→ The problem:
Locate the word "JSON" in the material, then show every line that holds it.

## BEGIN

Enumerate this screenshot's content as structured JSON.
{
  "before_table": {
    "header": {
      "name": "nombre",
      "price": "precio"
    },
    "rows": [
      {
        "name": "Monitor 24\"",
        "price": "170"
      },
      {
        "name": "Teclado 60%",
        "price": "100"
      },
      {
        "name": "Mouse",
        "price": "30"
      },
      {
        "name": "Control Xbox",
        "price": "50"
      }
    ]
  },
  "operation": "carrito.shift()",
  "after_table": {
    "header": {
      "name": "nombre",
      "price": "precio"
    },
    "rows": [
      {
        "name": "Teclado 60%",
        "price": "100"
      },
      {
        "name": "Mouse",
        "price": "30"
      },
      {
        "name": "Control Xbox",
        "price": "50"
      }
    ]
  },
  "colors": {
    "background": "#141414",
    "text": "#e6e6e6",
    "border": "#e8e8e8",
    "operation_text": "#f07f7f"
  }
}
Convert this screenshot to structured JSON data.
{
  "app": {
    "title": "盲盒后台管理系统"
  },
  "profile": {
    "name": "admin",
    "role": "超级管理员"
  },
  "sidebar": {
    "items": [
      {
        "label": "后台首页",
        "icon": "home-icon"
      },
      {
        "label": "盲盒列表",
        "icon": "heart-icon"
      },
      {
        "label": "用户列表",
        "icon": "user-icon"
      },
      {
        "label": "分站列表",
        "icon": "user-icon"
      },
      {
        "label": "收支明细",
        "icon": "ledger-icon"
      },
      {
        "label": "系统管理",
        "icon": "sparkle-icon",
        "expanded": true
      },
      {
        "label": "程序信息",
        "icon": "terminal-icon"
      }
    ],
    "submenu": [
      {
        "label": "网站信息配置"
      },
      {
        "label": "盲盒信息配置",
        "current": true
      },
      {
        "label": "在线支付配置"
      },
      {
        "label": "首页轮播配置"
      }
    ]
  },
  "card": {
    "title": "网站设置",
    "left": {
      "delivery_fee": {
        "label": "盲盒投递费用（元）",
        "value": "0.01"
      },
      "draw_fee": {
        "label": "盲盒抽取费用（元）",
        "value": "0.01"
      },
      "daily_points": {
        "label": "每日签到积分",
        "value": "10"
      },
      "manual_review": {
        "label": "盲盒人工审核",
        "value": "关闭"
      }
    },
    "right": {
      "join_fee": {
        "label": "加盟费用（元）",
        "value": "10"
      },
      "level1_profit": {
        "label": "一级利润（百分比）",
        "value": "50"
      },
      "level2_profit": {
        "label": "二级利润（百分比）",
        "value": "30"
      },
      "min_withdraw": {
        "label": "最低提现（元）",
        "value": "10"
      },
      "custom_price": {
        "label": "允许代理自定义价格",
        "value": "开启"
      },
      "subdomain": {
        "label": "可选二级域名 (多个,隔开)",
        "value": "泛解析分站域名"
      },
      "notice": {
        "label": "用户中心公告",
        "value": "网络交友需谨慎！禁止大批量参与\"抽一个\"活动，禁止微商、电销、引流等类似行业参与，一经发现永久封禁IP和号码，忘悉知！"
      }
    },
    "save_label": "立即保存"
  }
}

## END

→ Answer to this exercise:
Enumerate this screenshot's content as structured JSON.
Convert this screenshot to structured JSON data.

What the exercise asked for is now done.